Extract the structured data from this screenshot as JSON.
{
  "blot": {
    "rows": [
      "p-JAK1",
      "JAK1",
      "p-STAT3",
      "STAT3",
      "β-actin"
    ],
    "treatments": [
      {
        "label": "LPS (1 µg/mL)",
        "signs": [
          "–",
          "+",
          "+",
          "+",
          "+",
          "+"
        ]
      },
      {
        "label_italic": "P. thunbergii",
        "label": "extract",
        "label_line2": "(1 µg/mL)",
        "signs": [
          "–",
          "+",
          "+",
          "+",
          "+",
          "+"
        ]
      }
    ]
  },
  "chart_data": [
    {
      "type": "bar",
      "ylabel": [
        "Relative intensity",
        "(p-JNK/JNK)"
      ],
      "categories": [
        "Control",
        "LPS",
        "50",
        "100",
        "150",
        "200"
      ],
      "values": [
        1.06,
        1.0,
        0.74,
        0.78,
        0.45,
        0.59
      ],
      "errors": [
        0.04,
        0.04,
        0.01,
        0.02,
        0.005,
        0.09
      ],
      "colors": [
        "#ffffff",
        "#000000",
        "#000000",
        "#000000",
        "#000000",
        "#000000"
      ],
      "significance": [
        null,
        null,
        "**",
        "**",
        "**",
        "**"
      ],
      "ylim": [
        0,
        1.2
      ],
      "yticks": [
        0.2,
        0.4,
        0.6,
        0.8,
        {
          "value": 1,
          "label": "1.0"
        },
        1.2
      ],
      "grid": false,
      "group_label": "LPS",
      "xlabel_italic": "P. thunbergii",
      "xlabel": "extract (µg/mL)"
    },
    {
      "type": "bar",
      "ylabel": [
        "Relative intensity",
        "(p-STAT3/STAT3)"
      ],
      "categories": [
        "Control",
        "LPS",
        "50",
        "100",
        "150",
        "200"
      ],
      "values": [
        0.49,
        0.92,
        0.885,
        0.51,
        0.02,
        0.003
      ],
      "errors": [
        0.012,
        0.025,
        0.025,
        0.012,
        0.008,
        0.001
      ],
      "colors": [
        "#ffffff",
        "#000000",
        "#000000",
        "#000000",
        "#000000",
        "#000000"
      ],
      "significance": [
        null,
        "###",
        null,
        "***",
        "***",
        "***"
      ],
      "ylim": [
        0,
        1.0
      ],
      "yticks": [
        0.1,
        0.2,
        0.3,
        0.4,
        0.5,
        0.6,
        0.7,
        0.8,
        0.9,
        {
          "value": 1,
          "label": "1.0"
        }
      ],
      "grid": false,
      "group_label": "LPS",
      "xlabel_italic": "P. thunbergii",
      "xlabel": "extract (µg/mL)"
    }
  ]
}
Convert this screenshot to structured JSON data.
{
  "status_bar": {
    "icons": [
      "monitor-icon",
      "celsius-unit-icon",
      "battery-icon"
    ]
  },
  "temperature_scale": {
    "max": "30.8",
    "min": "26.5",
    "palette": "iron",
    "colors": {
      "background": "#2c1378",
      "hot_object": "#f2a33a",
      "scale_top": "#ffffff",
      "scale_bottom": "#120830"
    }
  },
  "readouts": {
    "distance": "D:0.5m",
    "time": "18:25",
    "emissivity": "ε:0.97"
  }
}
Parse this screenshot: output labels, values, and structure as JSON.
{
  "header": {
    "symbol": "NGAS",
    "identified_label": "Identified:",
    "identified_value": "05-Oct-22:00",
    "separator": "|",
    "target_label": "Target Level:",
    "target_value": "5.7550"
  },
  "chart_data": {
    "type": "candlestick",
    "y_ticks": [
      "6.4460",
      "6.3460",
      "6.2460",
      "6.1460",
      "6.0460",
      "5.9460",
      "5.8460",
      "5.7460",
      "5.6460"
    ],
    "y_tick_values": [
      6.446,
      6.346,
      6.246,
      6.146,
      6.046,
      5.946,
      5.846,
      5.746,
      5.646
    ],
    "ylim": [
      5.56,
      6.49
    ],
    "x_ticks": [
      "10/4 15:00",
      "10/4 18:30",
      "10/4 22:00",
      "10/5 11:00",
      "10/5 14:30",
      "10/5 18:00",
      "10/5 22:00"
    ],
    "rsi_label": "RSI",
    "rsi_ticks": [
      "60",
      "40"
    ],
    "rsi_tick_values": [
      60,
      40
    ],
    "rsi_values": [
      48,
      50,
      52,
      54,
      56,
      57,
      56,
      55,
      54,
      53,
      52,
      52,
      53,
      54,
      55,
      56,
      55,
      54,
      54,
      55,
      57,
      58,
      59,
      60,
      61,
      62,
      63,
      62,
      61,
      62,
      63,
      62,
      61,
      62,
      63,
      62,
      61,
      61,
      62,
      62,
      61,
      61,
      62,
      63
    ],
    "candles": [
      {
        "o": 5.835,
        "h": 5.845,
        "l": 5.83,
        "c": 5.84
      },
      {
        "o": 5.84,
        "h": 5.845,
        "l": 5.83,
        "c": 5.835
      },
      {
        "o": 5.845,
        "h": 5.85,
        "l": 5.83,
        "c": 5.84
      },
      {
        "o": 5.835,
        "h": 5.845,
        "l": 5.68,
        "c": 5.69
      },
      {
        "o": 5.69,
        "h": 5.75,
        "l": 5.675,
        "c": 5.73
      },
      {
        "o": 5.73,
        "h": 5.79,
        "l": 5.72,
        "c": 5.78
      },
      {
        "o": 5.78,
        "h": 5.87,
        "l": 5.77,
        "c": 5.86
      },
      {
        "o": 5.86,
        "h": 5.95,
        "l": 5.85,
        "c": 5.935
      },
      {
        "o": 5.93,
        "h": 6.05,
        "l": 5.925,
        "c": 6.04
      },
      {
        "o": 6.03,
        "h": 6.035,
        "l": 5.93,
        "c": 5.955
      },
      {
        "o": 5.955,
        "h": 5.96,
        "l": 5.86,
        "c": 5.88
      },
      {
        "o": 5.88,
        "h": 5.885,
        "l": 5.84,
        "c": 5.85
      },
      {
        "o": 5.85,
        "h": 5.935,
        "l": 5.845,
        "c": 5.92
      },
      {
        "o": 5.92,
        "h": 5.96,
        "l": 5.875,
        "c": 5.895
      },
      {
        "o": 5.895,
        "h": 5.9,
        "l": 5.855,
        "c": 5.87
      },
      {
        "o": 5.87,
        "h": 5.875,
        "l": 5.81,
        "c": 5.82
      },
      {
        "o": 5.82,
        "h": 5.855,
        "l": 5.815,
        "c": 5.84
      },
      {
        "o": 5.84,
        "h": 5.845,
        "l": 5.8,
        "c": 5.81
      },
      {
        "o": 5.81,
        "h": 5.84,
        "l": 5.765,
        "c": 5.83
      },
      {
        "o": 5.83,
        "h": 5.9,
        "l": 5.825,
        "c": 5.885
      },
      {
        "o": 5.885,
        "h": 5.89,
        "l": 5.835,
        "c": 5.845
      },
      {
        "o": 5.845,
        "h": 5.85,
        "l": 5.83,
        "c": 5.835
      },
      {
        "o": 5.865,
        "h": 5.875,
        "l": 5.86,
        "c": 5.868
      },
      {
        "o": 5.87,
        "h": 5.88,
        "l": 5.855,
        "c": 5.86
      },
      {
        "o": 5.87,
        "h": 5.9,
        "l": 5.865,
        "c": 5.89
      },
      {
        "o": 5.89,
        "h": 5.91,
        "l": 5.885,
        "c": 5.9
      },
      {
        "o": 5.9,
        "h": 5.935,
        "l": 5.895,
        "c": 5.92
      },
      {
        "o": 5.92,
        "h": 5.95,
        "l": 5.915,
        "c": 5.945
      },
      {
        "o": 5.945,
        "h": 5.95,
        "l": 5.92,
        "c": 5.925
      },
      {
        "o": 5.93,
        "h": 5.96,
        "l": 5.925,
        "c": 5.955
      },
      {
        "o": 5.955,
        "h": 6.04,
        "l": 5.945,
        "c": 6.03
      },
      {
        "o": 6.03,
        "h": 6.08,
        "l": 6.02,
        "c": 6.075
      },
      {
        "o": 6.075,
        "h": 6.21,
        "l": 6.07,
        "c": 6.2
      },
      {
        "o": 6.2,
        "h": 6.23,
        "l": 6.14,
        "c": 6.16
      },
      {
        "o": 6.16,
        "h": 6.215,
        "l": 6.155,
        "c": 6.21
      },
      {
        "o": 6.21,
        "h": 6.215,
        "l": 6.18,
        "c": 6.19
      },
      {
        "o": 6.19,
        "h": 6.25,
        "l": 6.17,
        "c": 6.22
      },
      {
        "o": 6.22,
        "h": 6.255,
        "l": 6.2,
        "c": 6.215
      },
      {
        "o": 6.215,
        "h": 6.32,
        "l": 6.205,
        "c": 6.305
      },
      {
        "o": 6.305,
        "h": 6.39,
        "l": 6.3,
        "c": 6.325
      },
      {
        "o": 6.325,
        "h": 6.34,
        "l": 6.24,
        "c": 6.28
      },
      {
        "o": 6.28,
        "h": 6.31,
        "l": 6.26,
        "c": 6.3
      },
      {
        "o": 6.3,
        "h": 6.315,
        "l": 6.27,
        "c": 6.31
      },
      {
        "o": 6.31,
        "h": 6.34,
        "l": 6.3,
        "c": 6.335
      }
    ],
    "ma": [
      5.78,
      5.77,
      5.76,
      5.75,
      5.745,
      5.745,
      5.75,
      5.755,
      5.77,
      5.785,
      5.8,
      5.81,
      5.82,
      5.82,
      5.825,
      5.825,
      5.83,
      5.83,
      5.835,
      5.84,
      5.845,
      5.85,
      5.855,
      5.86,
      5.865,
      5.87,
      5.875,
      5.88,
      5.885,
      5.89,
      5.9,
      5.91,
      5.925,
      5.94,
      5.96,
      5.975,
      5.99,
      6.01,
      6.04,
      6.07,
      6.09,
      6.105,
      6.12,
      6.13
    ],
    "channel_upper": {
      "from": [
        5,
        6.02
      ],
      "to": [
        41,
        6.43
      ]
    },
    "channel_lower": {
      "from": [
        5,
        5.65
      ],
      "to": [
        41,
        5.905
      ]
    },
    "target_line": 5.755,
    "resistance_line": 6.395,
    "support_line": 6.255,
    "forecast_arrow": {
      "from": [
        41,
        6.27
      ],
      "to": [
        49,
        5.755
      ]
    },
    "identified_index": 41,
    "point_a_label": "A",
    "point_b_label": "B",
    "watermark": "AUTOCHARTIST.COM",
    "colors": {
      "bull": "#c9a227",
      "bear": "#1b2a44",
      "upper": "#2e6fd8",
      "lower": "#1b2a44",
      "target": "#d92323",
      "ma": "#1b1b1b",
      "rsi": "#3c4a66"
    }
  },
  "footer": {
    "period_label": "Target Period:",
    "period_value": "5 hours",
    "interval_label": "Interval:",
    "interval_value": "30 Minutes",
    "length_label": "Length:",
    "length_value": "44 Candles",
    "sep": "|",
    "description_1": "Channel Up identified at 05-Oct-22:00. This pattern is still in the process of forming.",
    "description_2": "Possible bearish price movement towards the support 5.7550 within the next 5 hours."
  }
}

···

> _EXERCISE_
Look through the records and gather each line with the word "structured".

> _COMPLETE RESPONSE_
Extract the structured data from this screenshot as JSON.
Convert this screenshot to structured JSON data.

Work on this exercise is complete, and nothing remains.